• [Task brief]: Find the string "this" in the listing and report every line that has it.

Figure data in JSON
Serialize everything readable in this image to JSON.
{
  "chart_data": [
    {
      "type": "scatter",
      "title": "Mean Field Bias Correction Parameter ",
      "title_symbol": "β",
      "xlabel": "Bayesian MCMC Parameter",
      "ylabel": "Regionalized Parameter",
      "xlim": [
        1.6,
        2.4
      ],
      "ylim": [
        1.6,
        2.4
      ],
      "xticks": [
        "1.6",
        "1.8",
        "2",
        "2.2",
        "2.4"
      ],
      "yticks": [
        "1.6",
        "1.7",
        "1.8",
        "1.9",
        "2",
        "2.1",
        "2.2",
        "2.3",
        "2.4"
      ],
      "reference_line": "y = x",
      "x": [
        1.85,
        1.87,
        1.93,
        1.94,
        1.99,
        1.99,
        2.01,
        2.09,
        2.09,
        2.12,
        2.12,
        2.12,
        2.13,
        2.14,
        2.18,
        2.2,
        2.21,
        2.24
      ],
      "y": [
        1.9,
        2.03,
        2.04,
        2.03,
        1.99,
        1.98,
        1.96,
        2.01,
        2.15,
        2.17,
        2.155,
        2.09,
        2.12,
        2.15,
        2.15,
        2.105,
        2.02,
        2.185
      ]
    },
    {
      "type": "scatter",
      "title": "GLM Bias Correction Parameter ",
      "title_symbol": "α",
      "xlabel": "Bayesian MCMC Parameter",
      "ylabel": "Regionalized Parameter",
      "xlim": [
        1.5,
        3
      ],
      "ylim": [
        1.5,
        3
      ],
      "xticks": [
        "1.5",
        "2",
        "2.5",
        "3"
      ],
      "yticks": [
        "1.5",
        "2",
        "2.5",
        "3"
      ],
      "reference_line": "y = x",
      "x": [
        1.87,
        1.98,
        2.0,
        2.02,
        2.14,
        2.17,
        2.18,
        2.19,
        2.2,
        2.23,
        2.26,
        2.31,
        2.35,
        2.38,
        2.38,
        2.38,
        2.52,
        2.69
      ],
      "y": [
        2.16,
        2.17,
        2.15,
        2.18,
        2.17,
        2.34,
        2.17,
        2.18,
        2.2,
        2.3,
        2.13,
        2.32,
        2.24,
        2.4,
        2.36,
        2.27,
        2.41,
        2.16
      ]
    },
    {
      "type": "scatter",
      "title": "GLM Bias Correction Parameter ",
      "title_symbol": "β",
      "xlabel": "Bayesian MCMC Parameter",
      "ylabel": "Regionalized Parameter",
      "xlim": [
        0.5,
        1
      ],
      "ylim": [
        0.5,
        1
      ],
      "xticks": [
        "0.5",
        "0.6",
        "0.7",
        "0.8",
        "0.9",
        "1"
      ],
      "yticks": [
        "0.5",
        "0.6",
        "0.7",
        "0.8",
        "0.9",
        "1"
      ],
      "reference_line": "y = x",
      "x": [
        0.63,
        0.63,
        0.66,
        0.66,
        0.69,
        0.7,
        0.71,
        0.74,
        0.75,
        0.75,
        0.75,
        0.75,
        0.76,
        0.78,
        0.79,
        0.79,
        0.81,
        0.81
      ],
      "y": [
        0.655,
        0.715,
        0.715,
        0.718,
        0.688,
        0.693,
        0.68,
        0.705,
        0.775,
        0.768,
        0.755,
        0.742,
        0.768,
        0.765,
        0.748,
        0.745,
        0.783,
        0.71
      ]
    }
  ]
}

* * *

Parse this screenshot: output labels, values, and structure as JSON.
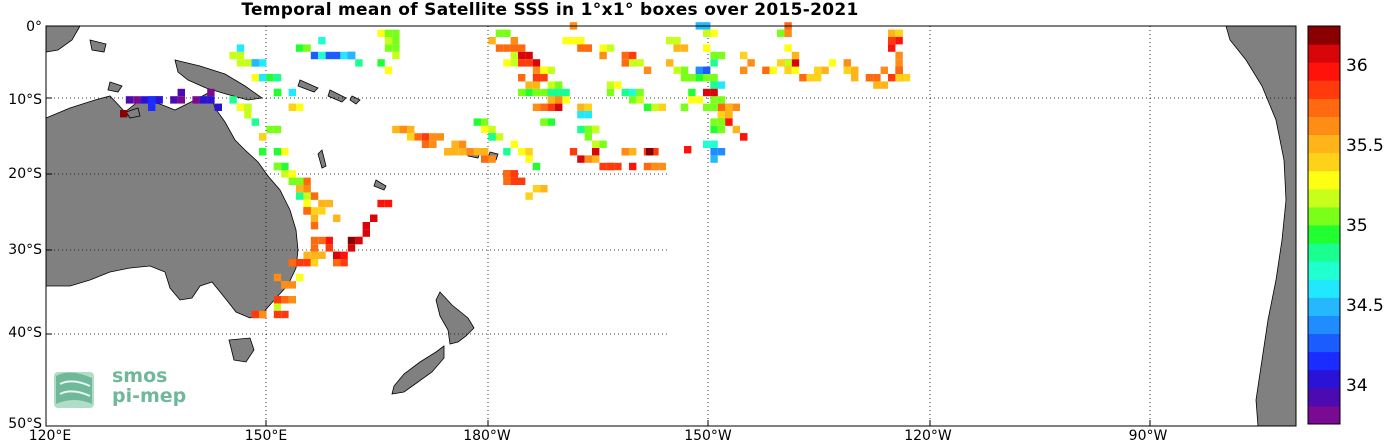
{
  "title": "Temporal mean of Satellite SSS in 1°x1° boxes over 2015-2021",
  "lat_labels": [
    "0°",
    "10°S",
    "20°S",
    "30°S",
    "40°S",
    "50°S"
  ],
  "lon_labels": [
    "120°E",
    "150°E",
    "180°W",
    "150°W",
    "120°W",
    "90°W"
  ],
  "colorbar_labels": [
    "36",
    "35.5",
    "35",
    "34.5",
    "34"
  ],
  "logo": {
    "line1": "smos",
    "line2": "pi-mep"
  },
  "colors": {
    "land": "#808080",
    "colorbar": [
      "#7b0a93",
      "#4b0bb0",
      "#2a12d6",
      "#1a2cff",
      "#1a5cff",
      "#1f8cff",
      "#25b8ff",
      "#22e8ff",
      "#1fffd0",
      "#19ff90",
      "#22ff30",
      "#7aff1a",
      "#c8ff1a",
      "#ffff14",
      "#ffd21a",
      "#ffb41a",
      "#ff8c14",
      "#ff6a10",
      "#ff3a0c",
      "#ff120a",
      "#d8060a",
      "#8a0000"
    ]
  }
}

• [Task output]:
Serialize everything readable in this image to JSON.
Parse this screenshot: output labels, values, and structure as JSON.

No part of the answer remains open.